JOB
Go through the records and copy each line where the word "oder" occurs.

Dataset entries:
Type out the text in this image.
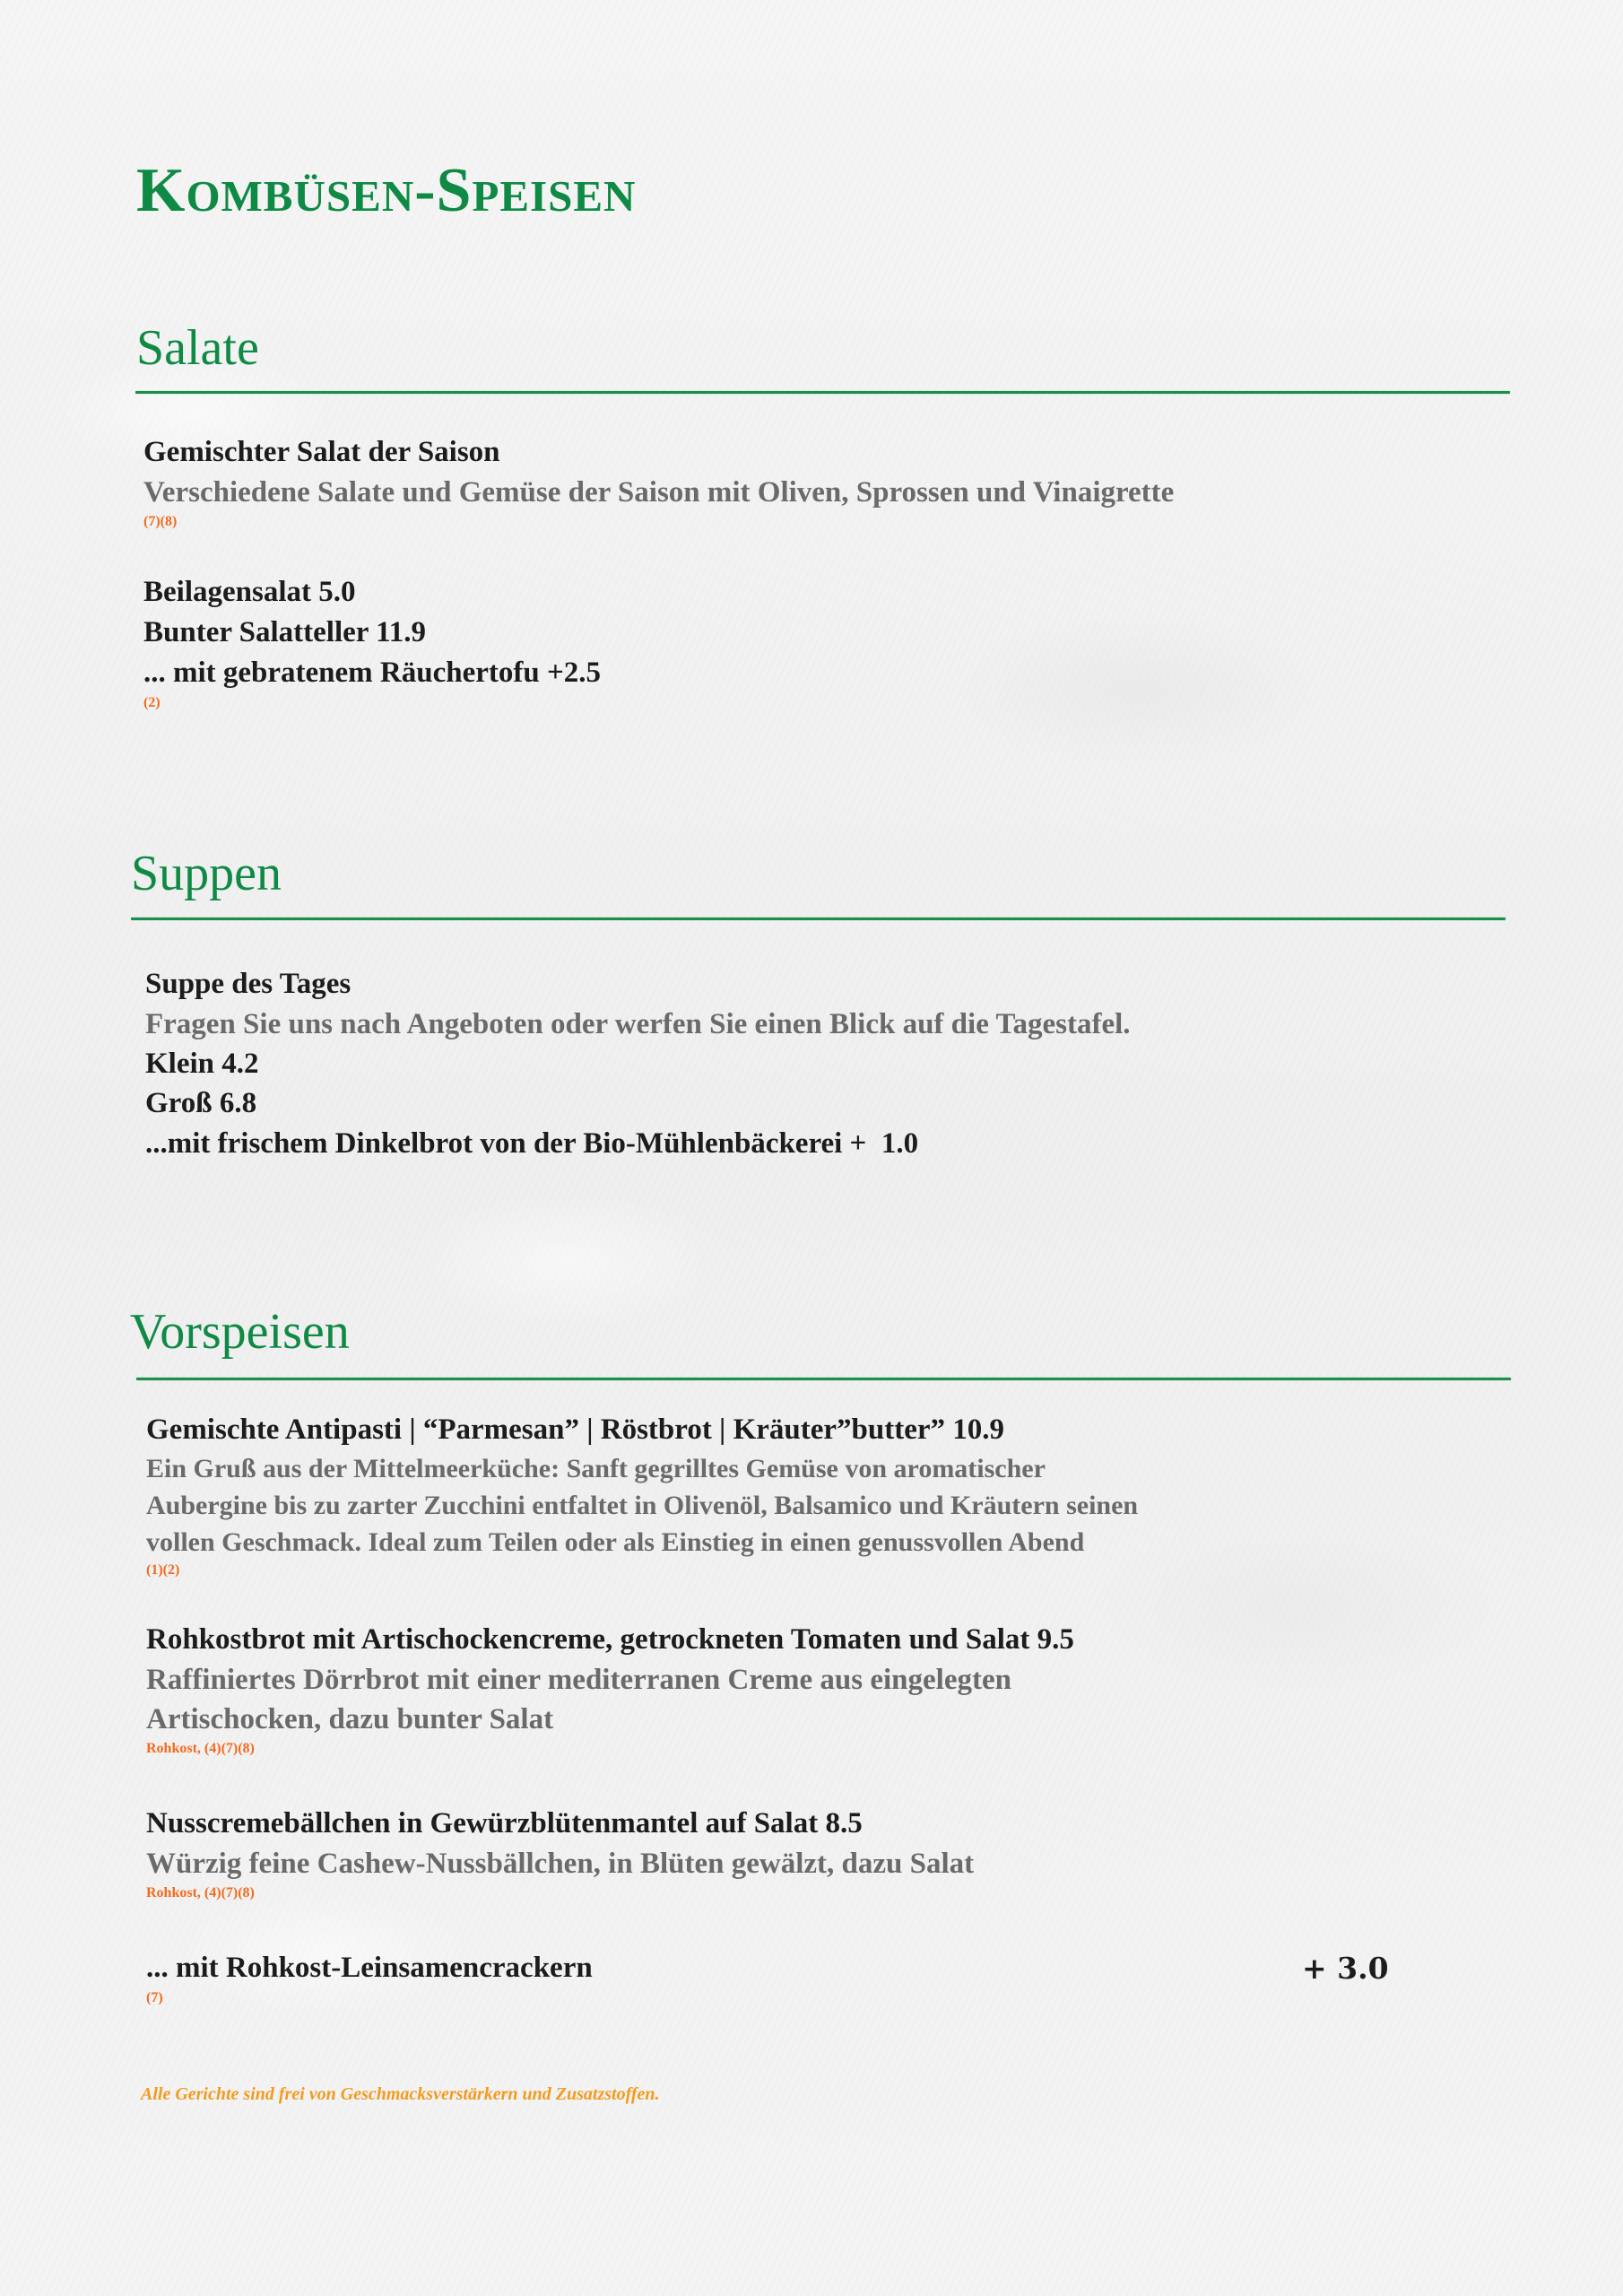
Kombüsen-Speisen
Salate
Gemischter Salat der Saison
Verschiedene Salate und Gemüse der Saison mit Oliven, Sprossen und Vinaigrette
(7)(8)
Beilagensalat 5.0
Bunter Salatteller 11.9
... mit gebratenem Räuchertofu +2.5
(2)
Suppen
Suppe des Tages
Fragen Sie uns nach Angeboten oder werfen Sie einen Blick auf die Tagestafel.
Klein 4.2
Groß 6.8
...mit frischem Dinkelbrot von der Bio-Mühlenbäckerei +  1.0
Vorspeisen
Gemischte Antipasti | “Parmesan” | Röstbrot | Kräuter”butter” 10.9
Ein Gruß aus der Mittelmeerküche: Sanft gegrilltes Gemüse von aromatischer
Aubergine bis zu zarter Zucchini entfaltet in Olivenöl, Balsamico und Kräutern seinen
vollen Geschmack. Ideal zum Teilen oder als Einstieg in einen genussvollen Abend
(1)(2)
Rohkostbrot mit Artischockencreme, getrockneten Tomaten und Salat 9.5
Raffiniertes Dörrbrot mit einer mediterranen Creme aus eingelegten
Artischocken, dazu bunter Salat
Rohkost, (4)(7)(8)
Nusscremebällchen in Gewürzblütenmantel auf Salat 8.5
Würzig feine Cashew-Nussbällchen, in Blüten gewälzt, dazu Salat
Rohkost, (4)(7)(8)
... mit Rohkost-Leinsamencrackern
(7)
+ 3.0
Alle Gerichte sind frei von Geschmacksverstärkern und Zusatzstoffen.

RESPONSE BELOW
Fragen Sie uns nach Angeboten oder werfen Sie einen Blick auf die Tagestafel.
vollen Geschmack. Ideal zum Teilen oder als Einstieg in einen genussvollen Abend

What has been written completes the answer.